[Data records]
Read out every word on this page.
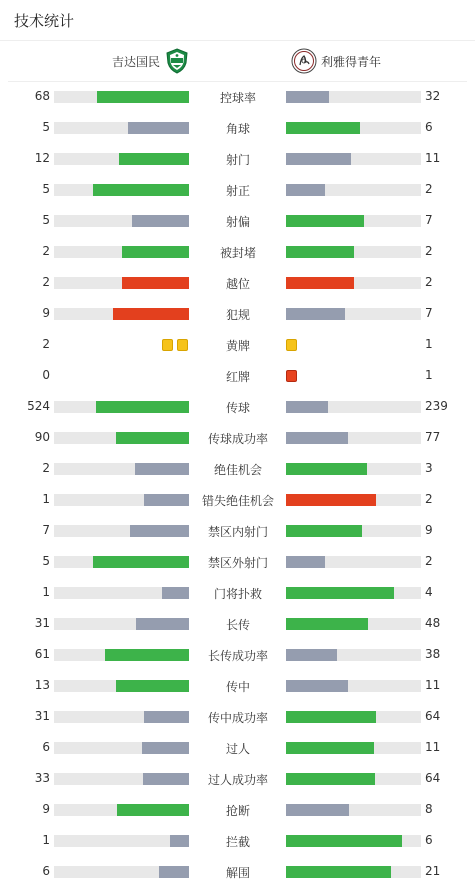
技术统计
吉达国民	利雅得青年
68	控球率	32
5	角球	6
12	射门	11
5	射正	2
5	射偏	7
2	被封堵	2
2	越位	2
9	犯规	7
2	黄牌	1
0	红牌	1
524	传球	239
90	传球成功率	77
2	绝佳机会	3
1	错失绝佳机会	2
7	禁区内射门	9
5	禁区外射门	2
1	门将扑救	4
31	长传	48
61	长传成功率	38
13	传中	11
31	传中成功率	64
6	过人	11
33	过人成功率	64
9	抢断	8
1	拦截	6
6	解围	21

▸ Direction
Omit every picture while copying the listing above exactly.

▸ The result
Read out every word on this page.
技术统计
吉达国民	利雅得青年
68	控球率	32
5	角球	6
12	射门	11
5	射正	2
5	射偏	7
2	被封堵	2
2	越位	2
9	犯规	7
2	黄牌	1
0	红牌	1
524	传球	239
90	传球成功率	77
2	绝佳机会	3
1	错失绝佳机会	2
7	禁区内射门	9
5	禁区外射门	2
1	门将扑救	4
31	长传	48
61	长传成功率	38
13	传中	11
31	传中成功率	64
6	过人	11
33	过人成功率	64
9	抢断	8
1	拦截	6
6	解围	21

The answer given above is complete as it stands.